• [REQUIRED WORK] Find how many lines of the listing include the string "name", and report only that figure.

• [EXERCISE DATA]
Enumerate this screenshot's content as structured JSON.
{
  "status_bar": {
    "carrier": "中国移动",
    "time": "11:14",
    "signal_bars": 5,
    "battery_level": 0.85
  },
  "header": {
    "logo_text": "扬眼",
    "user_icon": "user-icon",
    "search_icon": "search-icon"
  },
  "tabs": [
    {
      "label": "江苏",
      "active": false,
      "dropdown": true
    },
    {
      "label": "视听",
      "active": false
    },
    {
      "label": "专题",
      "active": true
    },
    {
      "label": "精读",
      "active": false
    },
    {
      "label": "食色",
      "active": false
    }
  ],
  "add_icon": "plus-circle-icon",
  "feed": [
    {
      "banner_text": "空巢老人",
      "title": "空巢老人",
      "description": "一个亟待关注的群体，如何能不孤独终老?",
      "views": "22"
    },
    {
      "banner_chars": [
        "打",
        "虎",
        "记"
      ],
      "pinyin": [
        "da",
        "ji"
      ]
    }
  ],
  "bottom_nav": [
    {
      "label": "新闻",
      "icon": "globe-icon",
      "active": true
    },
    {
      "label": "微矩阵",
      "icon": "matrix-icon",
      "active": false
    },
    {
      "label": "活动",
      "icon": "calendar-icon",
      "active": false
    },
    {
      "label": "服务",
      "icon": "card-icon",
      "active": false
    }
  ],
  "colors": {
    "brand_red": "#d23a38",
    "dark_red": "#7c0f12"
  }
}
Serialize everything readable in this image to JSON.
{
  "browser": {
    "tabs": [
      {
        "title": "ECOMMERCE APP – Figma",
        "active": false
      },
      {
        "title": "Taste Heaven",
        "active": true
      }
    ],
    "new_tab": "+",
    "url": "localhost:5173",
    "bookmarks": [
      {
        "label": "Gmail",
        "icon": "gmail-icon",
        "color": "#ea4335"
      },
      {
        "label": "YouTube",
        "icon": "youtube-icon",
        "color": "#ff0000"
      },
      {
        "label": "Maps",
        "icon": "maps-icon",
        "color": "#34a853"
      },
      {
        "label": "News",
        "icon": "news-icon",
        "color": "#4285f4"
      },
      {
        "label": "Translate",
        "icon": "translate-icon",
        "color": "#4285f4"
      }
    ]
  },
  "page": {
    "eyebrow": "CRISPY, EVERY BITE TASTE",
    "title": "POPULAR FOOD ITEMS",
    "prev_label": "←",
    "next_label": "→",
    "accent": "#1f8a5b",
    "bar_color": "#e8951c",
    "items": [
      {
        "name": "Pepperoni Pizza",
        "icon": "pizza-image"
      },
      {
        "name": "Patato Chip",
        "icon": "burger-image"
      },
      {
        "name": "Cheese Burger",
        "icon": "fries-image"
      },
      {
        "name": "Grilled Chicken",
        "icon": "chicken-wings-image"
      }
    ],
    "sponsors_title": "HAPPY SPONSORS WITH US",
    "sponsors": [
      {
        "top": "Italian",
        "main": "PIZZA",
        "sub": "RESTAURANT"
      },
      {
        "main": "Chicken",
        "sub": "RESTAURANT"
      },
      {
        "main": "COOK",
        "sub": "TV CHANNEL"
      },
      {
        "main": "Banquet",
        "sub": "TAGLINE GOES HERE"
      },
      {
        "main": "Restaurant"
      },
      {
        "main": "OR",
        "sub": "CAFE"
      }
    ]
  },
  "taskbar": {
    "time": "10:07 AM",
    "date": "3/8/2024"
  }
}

==

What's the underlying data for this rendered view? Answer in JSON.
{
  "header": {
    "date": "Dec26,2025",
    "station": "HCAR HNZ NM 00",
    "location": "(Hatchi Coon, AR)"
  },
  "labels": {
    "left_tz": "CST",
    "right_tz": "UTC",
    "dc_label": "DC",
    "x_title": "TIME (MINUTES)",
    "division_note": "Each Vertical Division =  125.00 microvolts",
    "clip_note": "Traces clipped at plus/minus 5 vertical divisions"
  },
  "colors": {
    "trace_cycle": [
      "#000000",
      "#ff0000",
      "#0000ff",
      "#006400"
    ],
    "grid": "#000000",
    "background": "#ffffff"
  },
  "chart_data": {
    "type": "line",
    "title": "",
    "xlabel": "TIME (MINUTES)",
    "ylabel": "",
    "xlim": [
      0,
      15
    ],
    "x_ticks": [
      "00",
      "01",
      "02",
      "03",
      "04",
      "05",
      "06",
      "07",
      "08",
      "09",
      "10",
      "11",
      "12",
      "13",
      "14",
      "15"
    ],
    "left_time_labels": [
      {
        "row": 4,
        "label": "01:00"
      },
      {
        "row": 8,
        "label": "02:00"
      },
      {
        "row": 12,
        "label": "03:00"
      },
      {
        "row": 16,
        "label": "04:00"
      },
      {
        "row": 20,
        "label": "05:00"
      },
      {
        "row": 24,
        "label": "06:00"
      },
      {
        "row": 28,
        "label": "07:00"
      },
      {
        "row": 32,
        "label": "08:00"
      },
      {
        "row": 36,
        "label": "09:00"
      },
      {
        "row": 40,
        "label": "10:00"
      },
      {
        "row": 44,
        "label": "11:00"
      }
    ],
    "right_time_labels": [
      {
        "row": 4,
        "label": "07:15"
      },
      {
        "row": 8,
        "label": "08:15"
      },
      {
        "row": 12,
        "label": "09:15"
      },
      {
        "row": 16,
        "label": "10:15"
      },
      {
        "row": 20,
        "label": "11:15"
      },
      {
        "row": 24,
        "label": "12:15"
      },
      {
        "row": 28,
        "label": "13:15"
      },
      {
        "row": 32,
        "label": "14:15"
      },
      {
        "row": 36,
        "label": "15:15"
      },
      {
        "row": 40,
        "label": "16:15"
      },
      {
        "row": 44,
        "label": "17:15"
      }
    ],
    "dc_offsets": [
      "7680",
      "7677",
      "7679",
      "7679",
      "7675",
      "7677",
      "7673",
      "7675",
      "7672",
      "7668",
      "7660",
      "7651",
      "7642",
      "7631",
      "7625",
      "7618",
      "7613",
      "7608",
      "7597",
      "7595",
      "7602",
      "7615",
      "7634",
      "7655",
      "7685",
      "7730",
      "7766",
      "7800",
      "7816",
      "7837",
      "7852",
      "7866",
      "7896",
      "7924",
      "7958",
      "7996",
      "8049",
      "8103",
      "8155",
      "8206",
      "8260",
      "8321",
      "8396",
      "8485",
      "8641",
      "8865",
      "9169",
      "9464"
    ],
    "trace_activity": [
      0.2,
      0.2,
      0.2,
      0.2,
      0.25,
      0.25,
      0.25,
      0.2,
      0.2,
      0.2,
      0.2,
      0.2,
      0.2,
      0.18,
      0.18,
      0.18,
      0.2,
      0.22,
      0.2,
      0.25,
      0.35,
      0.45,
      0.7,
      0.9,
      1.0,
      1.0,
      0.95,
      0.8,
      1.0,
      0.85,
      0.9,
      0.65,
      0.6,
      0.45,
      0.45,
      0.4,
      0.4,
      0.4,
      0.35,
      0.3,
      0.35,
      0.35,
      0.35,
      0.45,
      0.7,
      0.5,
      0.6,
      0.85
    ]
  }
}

• [RESPONSE FOR THIS EXERCISE] 4